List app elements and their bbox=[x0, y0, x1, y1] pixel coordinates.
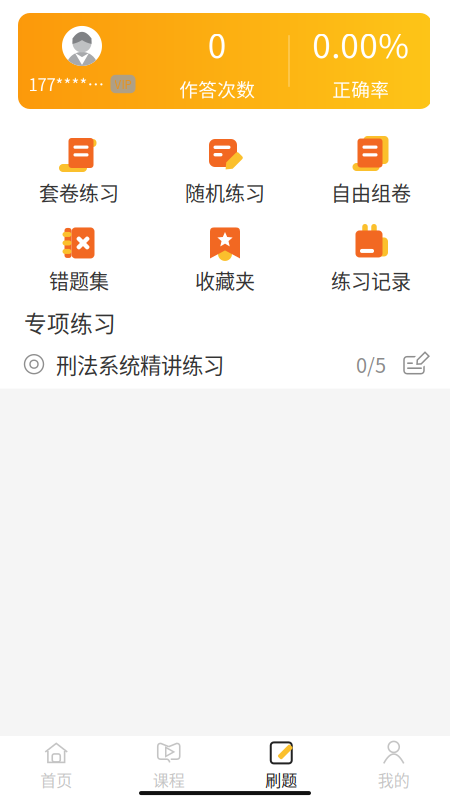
button[interactable]: 首页 bbox=[0, 741, 112, 791]
button[interactable]: 我的 bbox=[338, 741, 450, 791]
staticText: 收藏夹 bbox=[195, 266, 255, 295]
staticText: 首页 bbox=[40, 768, 72, 791]
staticText: 0/5 bbox=[356, 350, 386, 379]
staticText: 0 bbox=[208, 20, 227, 68]
staticText: 刷题 bbox=[265, 768, 297, 791]
button[interactable]: 自由组卷 bbox=[298, 136, 444, 207]
staticText: 0.00% bbox=[312, 20, 409, 68]
button[interactable]: 177****… bbox=[0, 0, 450, 109]
staticText: 套卷练习 bbox=[39, 178, 119, 207]
staticText: 正确率 bbox=[332, 75, 389, 102]
button[interactable]: 练习记录 bbox=[298, 224, 444, 295]
staticText: 177****… bbox=[28, 72, 104, 96]
button[interactable]: 错题集 bbox=[6, 224, 152, 295]
button[interactable]: 刷题 bbox=[225, 741, 338, 791]
staticText: VIP bbox=[114, 76, 132, 92]
staticText: 专项练习 bbox=[24, 306, 116, 339]
staticText: 错题集 bbox=[49, 266, 109, 295]
staticText: 刑法系统精讲练习 bbox=[56, 349, 224, 380]
staticText: 练习记录 bbox=[331, 266, 411, 295]
button[interactable]: 课程 bbox=[112, 741, 225, 791]
staticText: 我的 bbox=[378, 768, 410, 791]
staticText: 随机练习 bbox=[185, 178, 265, 207]
button[interactable]: 套卷练习 bbox=[6, 136, 152, 207]
staticText: 作答次数 bbox=[179, 75, 255, 102]
button[interactable]: 刑法系统精讲练习 bbox=[0, 339, 450, 389]
button[interactable]: 收藏夹 bbox=[152, 224, 298, 295]
staticText: 课程 bbox=[153, 768, 185, 791]
button[interactable]: 随机练习 bbox=[152, 136, 298, 207]
staticText: 自由组卷 bbox=[331, 178, 411, 207]
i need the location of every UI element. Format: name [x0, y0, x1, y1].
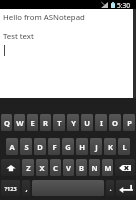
button[interactable]: T: [53, 114, 65, 131]
staticText: L: [122, 142, 127, 152]
button[interactable]: Q: [1, 114, 12, 131]
staticText: S: [24, 142, 29, 152]
button[interactable]: E: [27, 114, 38, 131]
staticText: ,: [25, 183, 28, 193]
button[interactable]: X: [36, 159, 48, 176]
staticText: Z: [26, 163, 31, 173]
button[interactable]: N: [89, 159, 100, 176]
button[interactable]: Shift: [1, 159, 20, 176]
staticText: K: [108, 142, 113, 152]
button[interactable]: S: [20, 138, 32, 155]
staticText: D: [37, 142, 43, 152]
staticText: O: [112, 118, 118, 128]
button[interactable]: O: [109, 114, 121, 131]
staticText: G: [65, 142, 71, 152]
staticText: W: [16, 118, 24, 128]
staticText: 5:30: [117, 1, 131, 10]
staticText: .: [109, 183, 112, 193]
button[interactable]: Y: [67, 114, 79, 131]
staticText: V: [66, 163, 71, 173]
button[interactable]: K: [104, 138, 116, 155]
button[interactable]: W: [14, 114, 25, 131]
button[interactable]: M: [102, 159, 113, 176]
button[interactable]: L: [118, 138, 130, 155]
button[interactable]: I: [95, 114, 107, 131]
button[interactable]: D: [34, 138, 46, 155]
button[interactable]: C: [50, 159, 61, 176]
button[interactable]: .: [106, 180, 114, 196]
button[interactable]: Z: [22, 159, 34, 176]
button[interactable]: V: [63, 159, 74, 176]
staticText: N: [91, 163, 98, 173]
button[interactable]: U: [81, 114, 93, 131]
staticText: A: [9, 142, 15, 152]
staticText: B: [79, 163, 84, 173]
staticText: F: [52, 142, 57, 152]
staticText: E: [30, 118, 35, 128]
staticText: I: [100, 118, 103, 128]
staticText: Q: [4, 118, 10, 128]
button[interactable]: Enter: [116, 180, 135, 196]
staticText: ?123: [4, 185, 17, 192]
button[interactable]: [32, 180, 104, 196]
staticText: R: [43, 118, 48, 128]
staticText: X: [39, 163, 45, 173]
button[interactable]: G: [62, 138, 74, 155]
staticText: P: [127, 118, 132, 128]
button[interactable]: F: [48, 138, 60, 155]
button[interactable]: ?123: [1, 180, 20, 196]
button[interactable]: ,: [22, 180, 30, 196]
staticText: U: [84, 118, 90, 128]
staticText: T: [57, 118, 62, 128]
button[interactable]: P: [123, 114, 135, 131]
button[interactable]: A: [6, 138, 18, 155]
button[interactable]: Backspace: [115, 159, 135, 176]
staticText: J: [95, 142, 98, 152]
staticText: Test text: [3, 31, 34, 42]
staticText: Y: [71, 118, 76, 128]
button[interactable]: R: [40, 114, 51, 131]
button[interactable]: B: [76, 159, 87, 176]
staticText: Hello from ASNotepad: [3, 12, 85, 23]
button[interactable]: J: [90, 138, 102, 155]
button[interactable]: H: [76, 138, 88, 155]
staticText: M: [104, 163, 112, 173]
staticText: C: [53, 163, 58, 173]
staticText: H: [79, 142, 85, 152]
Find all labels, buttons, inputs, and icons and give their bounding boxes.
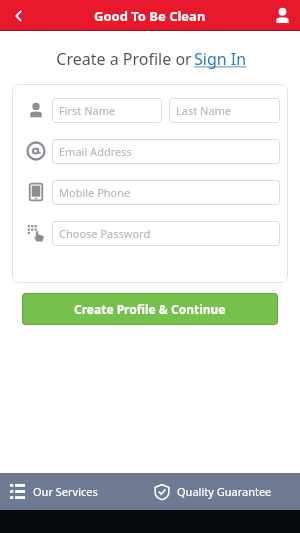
button[interactable]: Mobile Phone [52, 180, 280, 205]
button[interactable]: Email Address [52, 139, 280, 164]
button[interactable]: Sign In [194, 48, 247, 70]
button[interactable]: Last Name [169, 98, 280, 123]
button[interactable]: Account [264, 0, 300, 31]
staticText: Create Profile & Continue [74, 301, 226, 317]
button[interactable]: Quality Guarantee [150, 473, 300, 510]
staticText: Our Services [33, 484, 98, 499]
staticText: Choose Password [59, 226, 151, 241]
staticText: Email Address [59, 144, 132, 159]
button[interactable]: Create Profile & Continue [22, 293, 278, 325]
staticText: First Name [59, 103, 116, 118]
staticText: Good To Be Clean [94, 7, 206, 25]
button[interactable]: First Name [52, 98, 162, 123]
staticText: Last Name [176, 103, 232, 118]
staticText: Sign In [194, 48, 247, 70]
staticText: Create a Profile or [54, 48, 194, 70]
button[interactable]: Back [0, 0, 38, 31]
staticText: Mobile Phone [59, 185, 131, 200]
button[interactable]: Choose Password [52, 221, 280, 246]
button[interactable]: Our Services [0, 473, 150, 510]
staticText: Quality Guarantee [177, 484, 272, 499]
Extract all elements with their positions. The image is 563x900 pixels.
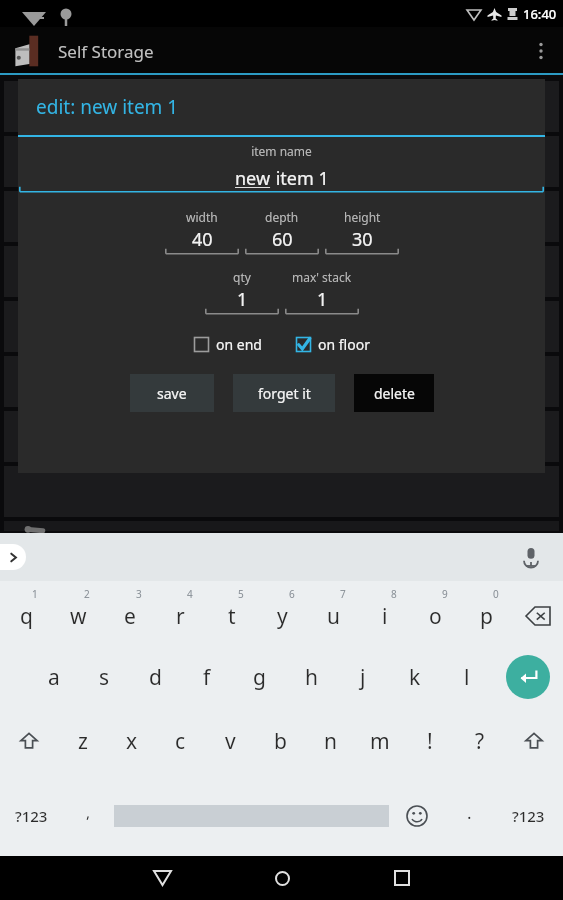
staticText: 30: [352, 227, 373, 252]
staticText: delete: [374, 384, 415, 403]
staticText: z: [78, 727, 88, 756]
button[interactable]: b: [255, 709, 305, 773]
staticText: l: [464, 663, 470, 692]
staticText: 1: [32, 587, 38, 601]
button[interactable]: s: [79, 645, 130, 709]
button[interactable]: q: [0, 581, 52, 645]
button[interactable]: Emoji: [389, 773, 445, 858]
button[interactable]: ?: [455, 709, 505, 773]
staticText: item 1: [271, 166, 329, 191]
button[interactable]: g: [233, 645, 285, 709]
staticText: p: [480, 602, 493, 631]
button[interactable]: y: [257, 581, 308, 645]
button[interactable]: 40: [165, 227, 239, 255]
button[interactable]: new: [19, 163, 544, 193]
button[interactable]: h: [285, 645, 337, 709]
staticText: g: [253, 663, 266, 692]
button[interactable]: ?123: [493, 773, 563, 858]
button[interactable]: on floor: [296, 335, 370, 354]
staticText: 8: [391, 587, 397, 601]
button[interactable]: Voice input: [517, 543, 545, 571]
staticText: v: [225, 727, 236, 756]
button[interactable]: z: [58, 709, 107, 773]
staticText: e: [124, 602, 136, 631]
staticText: w: [70, 602, 87, 631]
staticText: ?: [475, 727, 485, 756]
staticText: 60: [272, 227, 293, 252]
button[interactable]: Backspace: [512, 581, 563, 645]
button[interactable]: v: [205, 709, 255, 773]
button[interactable]: ?123: [0, 773, 62, 858]
button[interactable]: a: [28, 645, 79, 709]
button[interactable]: delete: [354, 374, 434, 412]
staticText: width: [186, 209, 218, 225]
button[interactable]: Period: [445, 773, 493, 858]
staticText: k: [409, 663, 421, 692]
button[interactable]: save: [130, 374, 214, 412]
button[interactable]: 1: [205, 287, 279, 315]
staticText: c: [175, 727, 186, 756]
staticText: ?123: [512, 806, 545, 826]
staticText: ,: [86, 802, 91, 822]
button[interactable]: Shift: [505, 709, 563, 773]
button[interactable]: j: [337, 645, 389, 709]
staticText: forget it: [258, 384, 311, 403]
staticText: u: [327, 602, 340, 631]
staticText: 3: [136, 587, 142, 601]
button[interactable]: forget it: [233, 374, 335, 412]
staticText: y: [277, 602, 288, 631]
staticText: h: [305, 663, 318, 692]
button[interactable]: t: [206, 581, 257, 645]
button[interactable]: d: [130, 645, 181, 709]
button[interactable]: i: [359, 581, 410, 645]
button[interactable]: m: [355, 709, 405, 773]
staticText: t: [228, 602, 236, 631]
button[interactable]: Back: [138, 856, 186, 900]
button[interactable]: o: [410, 581, 461, 645]
button[interactable]: e: [104, 581, 155, 645]
button[interactable]: p: [461, 581, 512, 645]
staticText: save: [157, 384, 187, 403]
button[interactable]: Home: [258, 856, 306, 900]
button[interactable]: 1: [285, 287, 359, 315]
staticText: 5: [238, 587, 244, 601]
staticText: depth: [265, 209, 299, 225]
button[interactable]: Space: [114, 787, 389, 844]
button[interactable]: n: [305, 709, 355, 773]
staticText: 40: [192, 227, 213, 252]
button[interactable]: u: [308, 581, 359, 645]
button[interactable]: Expand suggestions: [0, 544, 26, 570]
staticText: new: [235, 166, 271, 191]
button[interactable]: Comma: [62, 773, 114, 858]
button[interactable]: More options: [519, 27, 563, 75]
button[interactable]: 60: [245, 227, 319, 255]
staticText: on end: [216, 335, 262, 354]
staticText: 1: [237, 287, 248, 312]
staticText: d: [149, 663, 162, 692]
staticText: q: [20, 602, 33, 631]
staticText: b: [274, 727, 287, 756]
staticText: n: [324, 727, 337, 756]
button[interactable]: Shift: [0, 709, 58, 773]
button[interactable]: w: [52, 581, 104, 645]
staticText: on floor: [318, 335, 370, 354]
button[interactable]: on end: [194, 335, 262, 354]
staticText: s: [99, 663, 110, 692]
staticText: item name: [18, 143, 545, 159]
staticText: ?123: [15, 806, 48, 826]
staticText: edit: new item 1: [36, 94, 179, 120]
staticText: j: [360, 663, 366, 692]
button[interactable]: 30: [325, 227, 399, 255]
staticText: f: [203, 663, 211, 692]
staticText: 4: [187, 587, 193, 601]
button[interactable]: c: [156, 709, 205, 773]
staticText: !: [427, 727, 433, 756]
button[interactable]: !: [405, 709, 455, 773]
button[interactable]: r: [155, 581, 206, 645]
button[interactable]: f: [181, 645, 233, 709]
button[interactable]: Recents: [378, 856, 426, 900]
button[interactable]: l: [441, 645, 493, 709]
button[interactable]: x: [107, 709, 156, 773]
button[interactable]: k: [389, 645, 441, 709]
button[interactable]: Enter: [493, 645, 563, 709]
________________________________________
*TASK OBJECTIVE:* Gather each line of the records above that contains the string "Mobile", and copy each one in full.

*ANSWER TO THIS PROBLEM:*
button[interactable]: Mobile Phone [52, 180, 280, 205]
staticText: Mobile Phone [59, 185, 131, 200]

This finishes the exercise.